▶ REQUIREMENTS
Copy out all the lines where "fields" shows up.

▶ SUPPLIED RECORDS
↓↓↓

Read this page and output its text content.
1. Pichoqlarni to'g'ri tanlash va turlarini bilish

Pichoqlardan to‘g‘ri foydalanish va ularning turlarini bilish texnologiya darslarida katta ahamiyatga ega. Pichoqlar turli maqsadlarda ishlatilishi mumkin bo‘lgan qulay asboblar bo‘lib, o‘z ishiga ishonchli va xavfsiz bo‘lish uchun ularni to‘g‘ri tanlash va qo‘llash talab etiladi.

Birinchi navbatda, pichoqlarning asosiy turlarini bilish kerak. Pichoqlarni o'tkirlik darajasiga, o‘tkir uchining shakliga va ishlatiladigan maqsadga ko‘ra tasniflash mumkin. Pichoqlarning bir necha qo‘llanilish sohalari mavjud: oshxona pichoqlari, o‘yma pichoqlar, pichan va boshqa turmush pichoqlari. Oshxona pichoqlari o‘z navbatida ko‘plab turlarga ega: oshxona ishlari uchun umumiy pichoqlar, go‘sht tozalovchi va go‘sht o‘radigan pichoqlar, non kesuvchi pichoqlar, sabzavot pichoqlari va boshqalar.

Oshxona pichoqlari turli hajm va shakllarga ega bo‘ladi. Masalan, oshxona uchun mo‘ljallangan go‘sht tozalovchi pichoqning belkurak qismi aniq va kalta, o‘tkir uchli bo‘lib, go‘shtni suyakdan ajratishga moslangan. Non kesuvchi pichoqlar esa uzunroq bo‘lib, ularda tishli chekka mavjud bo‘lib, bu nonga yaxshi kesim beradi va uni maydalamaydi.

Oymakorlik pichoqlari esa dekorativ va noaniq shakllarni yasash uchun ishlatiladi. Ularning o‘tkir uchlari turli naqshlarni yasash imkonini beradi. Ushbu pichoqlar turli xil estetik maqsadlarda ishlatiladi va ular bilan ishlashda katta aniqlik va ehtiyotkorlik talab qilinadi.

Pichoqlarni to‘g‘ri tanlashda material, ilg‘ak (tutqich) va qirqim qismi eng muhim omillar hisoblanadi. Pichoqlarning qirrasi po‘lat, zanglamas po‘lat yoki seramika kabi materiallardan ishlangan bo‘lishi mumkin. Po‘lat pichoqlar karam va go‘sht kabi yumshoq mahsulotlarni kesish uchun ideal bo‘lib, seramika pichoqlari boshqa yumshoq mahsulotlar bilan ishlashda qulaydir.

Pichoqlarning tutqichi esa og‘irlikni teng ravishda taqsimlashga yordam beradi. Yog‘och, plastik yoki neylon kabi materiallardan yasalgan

↑↑↑
↓↓↓

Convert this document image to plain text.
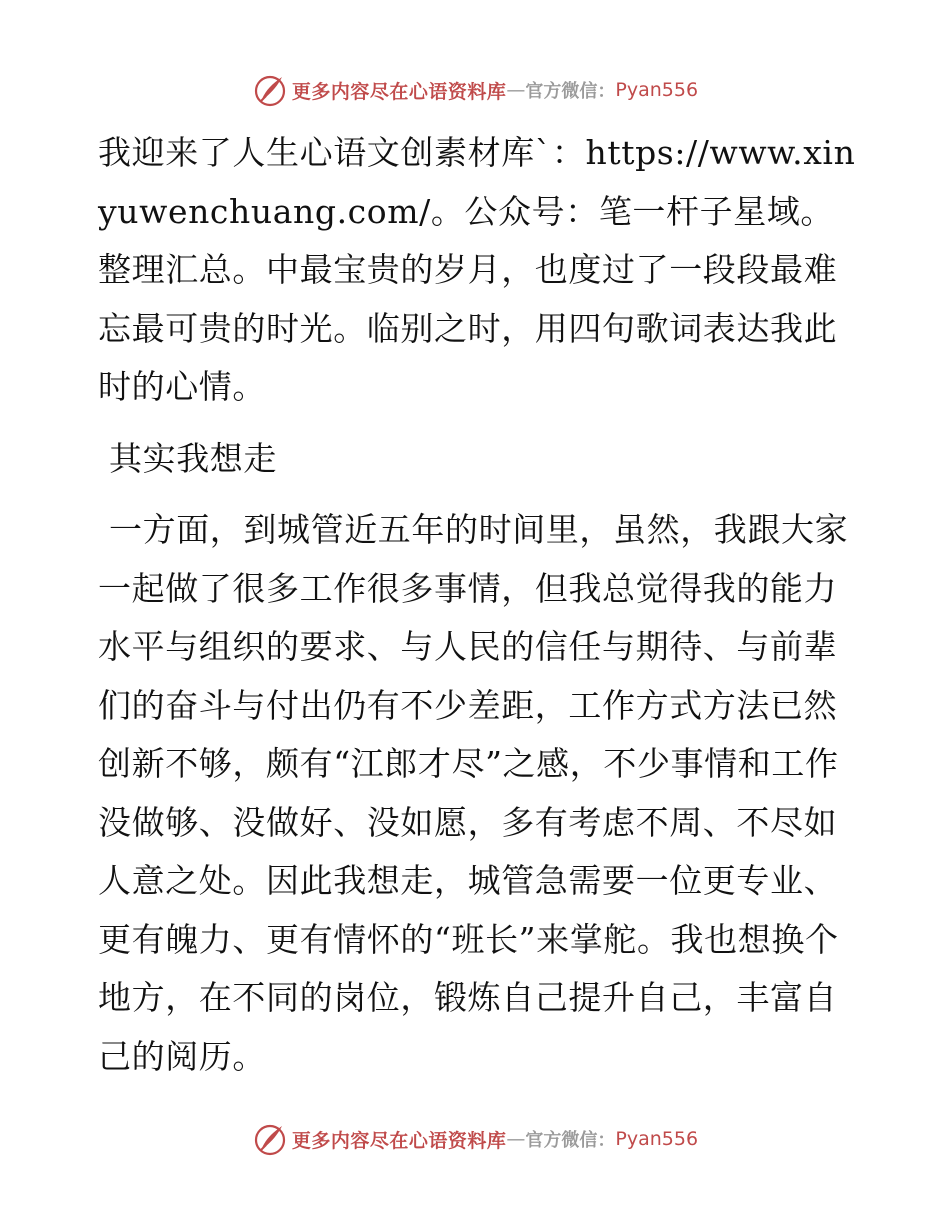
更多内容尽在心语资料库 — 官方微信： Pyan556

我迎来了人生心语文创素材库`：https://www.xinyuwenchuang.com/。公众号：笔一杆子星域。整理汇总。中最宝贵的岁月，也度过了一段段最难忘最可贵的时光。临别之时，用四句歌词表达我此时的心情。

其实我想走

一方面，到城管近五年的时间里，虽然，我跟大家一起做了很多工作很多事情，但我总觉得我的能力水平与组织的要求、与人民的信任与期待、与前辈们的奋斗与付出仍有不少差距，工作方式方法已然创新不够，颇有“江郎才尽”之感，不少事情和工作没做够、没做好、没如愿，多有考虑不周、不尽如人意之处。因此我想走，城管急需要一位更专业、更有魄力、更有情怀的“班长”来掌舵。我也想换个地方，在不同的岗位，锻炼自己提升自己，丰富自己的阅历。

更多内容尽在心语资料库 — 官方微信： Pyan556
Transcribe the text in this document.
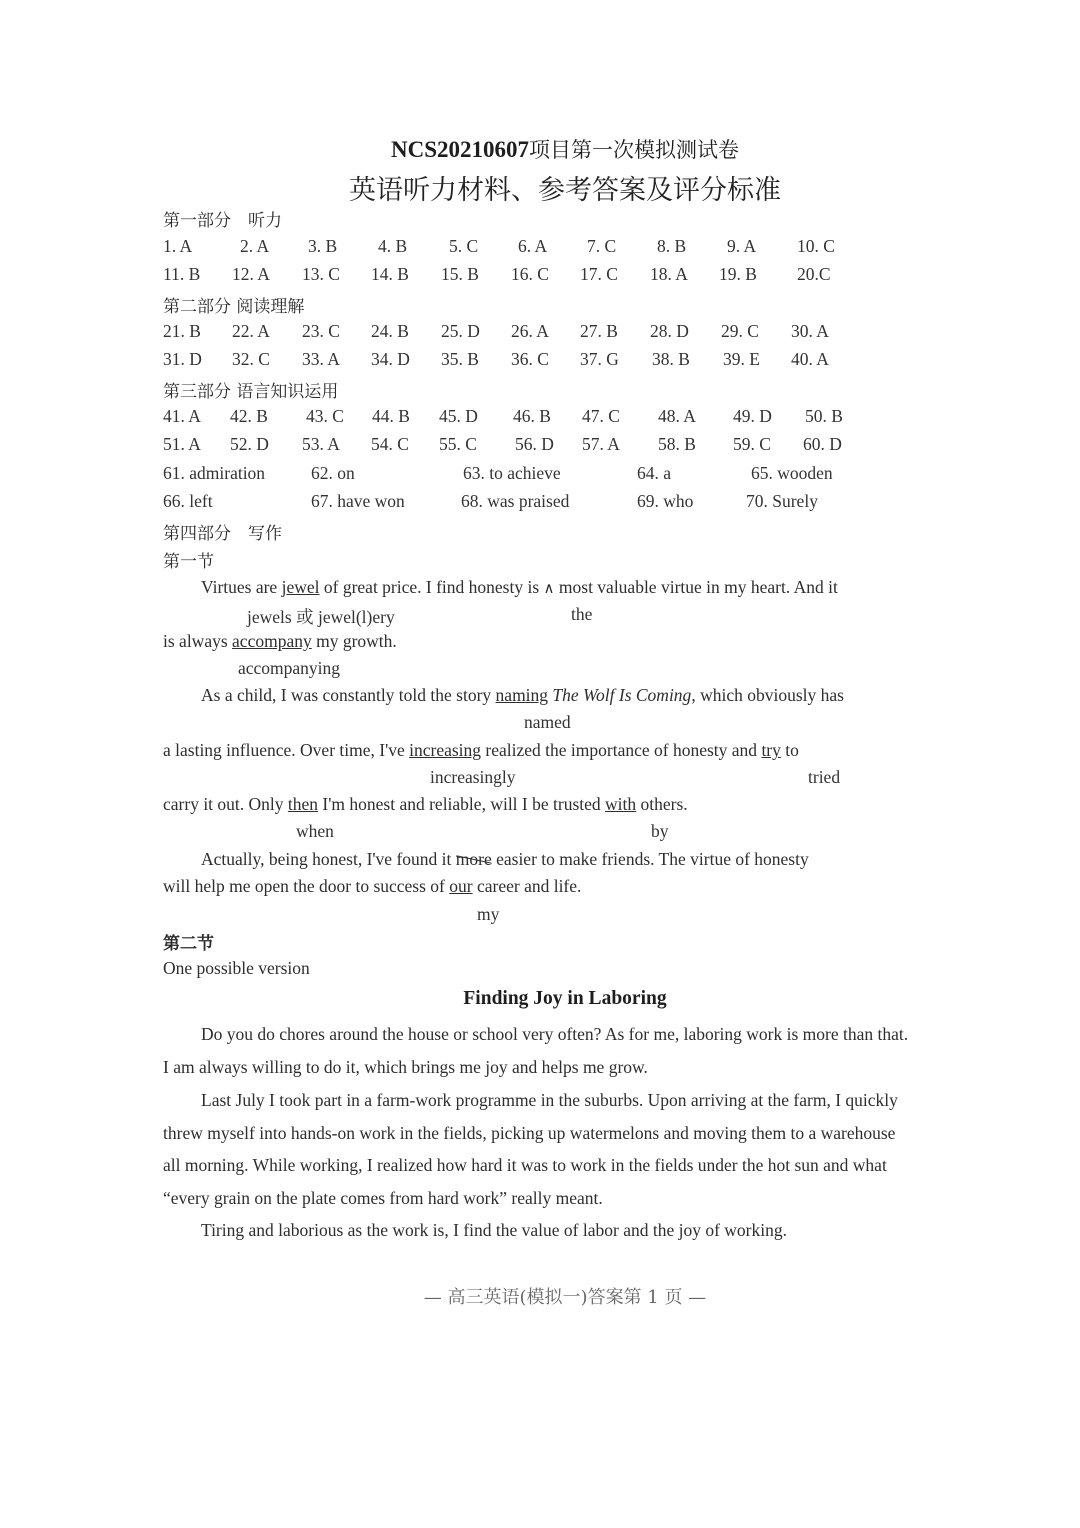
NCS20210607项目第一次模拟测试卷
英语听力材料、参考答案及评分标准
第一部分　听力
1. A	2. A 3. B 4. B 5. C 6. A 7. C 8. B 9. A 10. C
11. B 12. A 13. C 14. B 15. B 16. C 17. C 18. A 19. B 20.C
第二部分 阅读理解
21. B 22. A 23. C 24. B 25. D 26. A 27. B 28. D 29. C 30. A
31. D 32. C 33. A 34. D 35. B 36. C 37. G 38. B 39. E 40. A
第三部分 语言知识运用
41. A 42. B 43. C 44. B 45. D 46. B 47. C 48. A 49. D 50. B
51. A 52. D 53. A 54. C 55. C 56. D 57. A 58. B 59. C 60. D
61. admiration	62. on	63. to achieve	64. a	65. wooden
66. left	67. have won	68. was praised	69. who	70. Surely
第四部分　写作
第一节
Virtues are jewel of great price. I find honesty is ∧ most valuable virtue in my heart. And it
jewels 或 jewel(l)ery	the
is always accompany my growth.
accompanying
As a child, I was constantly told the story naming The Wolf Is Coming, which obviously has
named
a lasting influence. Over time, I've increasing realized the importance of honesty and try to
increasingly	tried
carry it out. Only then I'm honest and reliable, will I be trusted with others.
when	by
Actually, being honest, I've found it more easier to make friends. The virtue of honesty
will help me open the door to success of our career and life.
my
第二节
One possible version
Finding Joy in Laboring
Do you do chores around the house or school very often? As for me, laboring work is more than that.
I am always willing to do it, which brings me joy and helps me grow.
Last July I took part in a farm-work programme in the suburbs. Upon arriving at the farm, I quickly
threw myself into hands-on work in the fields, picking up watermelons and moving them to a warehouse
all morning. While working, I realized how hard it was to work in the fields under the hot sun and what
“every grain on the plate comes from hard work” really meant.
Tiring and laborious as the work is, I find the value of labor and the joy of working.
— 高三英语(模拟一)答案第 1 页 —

↑↑↑

▶ EXERCISE ANSWER
threw myself into hands-on work in the fields, picking up watermelons and moving them to a warehouse
all morning. While working, I realized how hard it was to work in the fields under the hot sun and what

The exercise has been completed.